## begin

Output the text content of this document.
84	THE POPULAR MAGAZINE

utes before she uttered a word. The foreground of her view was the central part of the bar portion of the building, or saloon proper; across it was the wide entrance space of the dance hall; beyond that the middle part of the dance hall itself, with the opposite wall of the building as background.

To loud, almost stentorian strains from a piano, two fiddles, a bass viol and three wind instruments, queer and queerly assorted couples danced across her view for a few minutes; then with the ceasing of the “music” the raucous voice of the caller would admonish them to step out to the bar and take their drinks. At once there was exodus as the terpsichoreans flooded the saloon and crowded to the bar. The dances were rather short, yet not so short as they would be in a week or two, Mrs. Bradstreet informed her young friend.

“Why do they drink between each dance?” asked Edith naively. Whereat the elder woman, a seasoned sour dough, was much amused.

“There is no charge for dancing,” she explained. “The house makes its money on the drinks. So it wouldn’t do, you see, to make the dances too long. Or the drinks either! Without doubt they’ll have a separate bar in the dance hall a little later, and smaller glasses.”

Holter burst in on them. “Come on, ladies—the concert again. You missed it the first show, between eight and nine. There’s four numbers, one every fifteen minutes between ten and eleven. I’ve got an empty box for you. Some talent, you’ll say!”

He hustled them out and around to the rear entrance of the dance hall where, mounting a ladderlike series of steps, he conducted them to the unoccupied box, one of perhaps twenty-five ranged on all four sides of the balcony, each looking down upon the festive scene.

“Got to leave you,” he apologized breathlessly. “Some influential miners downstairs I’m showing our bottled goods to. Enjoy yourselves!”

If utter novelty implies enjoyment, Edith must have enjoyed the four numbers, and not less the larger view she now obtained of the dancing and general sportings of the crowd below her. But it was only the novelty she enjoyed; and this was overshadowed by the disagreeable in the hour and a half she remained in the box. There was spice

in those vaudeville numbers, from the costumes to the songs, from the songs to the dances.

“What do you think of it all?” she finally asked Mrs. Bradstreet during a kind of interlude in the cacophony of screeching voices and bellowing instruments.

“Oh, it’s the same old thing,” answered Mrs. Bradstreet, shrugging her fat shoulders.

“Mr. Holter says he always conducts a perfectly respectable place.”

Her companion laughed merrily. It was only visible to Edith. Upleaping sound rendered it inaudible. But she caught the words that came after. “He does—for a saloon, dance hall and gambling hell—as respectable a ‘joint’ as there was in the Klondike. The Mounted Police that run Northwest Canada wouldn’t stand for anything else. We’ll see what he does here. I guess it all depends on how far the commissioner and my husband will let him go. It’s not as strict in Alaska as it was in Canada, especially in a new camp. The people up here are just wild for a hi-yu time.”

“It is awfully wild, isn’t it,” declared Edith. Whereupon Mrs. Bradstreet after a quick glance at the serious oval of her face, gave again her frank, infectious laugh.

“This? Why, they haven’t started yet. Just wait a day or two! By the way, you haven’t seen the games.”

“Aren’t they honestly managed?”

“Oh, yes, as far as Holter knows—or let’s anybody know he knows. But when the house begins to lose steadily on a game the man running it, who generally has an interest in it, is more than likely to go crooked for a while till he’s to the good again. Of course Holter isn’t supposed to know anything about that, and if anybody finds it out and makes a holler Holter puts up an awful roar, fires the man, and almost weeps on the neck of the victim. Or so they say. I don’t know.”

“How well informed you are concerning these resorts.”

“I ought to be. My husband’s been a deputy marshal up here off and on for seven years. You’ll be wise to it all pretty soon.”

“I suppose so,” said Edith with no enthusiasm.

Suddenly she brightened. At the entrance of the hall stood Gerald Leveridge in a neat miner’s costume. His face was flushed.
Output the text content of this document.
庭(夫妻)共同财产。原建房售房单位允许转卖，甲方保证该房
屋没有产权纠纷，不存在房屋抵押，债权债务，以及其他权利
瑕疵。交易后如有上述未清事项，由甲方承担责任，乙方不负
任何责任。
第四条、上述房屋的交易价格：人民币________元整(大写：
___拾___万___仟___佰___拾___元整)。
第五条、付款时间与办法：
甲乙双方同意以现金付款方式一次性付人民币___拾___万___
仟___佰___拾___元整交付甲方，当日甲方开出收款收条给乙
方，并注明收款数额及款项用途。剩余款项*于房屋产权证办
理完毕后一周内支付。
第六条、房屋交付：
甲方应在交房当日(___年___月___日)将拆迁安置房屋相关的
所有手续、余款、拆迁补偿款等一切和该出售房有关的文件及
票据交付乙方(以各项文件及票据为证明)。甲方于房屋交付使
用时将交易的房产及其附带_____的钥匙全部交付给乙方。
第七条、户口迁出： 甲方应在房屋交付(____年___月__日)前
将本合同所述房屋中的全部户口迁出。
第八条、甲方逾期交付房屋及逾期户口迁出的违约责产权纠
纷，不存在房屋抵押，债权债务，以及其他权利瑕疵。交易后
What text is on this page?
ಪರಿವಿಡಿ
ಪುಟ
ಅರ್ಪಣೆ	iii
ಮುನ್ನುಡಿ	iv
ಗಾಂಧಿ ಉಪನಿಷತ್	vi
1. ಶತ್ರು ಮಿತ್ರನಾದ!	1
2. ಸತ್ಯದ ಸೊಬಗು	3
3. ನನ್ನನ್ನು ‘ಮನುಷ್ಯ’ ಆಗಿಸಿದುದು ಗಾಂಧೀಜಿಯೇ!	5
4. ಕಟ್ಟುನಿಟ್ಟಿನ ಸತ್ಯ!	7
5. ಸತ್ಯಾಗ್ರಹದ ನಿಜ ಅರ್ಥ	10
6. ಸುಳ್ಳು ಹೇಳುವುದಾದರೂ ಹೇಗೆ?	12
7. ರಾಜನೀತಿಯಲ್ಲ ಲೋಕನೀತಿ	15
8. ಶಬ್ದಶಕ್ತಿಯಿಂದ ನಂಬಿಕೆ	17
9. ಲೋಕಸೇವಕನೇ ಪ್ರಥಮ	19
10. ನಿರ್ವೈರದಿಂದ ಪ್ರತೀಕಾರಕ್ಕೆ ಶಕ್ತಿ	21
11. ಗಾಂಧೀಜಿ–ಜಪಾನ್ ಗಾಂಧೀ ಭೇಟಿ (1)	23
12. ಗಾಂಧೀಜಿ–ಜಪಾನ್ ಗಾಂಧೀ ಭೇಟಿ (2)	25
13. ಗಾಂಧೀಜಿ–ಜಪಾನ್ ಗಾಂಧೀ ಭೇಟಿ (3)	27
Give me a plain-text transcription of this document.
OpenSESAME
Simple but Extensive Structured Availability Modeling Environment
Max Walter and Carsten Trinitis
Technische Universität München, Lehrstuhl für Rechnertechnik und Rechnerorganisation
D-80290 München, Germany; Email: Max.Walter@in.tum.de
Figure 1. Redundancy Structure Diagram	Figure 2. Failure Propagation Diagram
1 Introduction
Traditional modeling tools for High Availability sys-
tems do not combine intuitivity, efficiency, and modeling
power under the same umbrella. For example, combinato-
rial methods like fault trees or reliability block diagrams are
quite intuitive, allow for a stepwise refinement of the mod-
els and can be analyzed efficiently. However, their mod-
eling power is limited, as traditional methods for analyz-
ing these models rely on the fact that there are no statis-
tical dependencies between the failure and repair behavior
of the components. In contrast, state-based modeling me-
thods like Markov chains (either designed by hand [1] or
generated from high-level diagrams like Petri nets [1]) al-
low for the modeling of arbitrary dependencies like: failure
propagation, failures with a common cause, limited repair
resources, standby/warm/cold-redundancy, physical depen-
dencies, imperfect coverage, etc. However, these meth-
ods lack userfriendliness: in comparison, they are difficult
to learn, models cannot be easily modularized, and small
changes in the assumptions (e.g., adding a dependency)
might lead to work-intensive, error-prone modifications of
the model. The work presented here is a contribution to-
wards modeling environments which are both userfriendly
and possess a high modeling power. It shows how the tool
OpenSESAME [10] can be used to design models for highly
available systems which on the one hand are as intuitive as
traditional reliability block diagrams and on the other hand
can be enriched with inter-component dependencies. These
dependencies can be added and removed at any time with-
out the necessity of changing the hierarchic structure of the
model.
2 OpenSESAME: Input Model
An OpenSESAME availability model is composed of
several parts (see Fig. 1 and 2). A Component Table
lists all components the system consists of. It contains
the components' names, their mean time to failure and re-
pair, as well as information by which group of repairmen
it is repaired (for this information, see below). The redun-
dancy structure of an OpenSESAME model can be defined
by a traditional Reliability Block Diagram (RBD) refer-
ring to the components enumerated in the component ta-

## end

| What you will do |
From the entries above, extract every line where the word "numbers" appears.

| Result of this task |
Holter burst in on them. “Come on, ladies—the concert again. You missed it the first show, between eight and nine. There’s four numbers, one every fifteen minutes between ten and eleven. I’ve got an empty box for you. Some talent, you’ll say!”
If utter novelty implies enjoyment, Edith must have enjoyed the four numbers, and not less the larger view she now obtained of the dancing and general sportings of the crowd below her. But it was only the novelty she enjoyed; and this was overshadowed by the disagreeable in the hour and a half she remained in the box. There was spice
in those vaudeville numbers, from the costumes to the songs, from the songs to the dances.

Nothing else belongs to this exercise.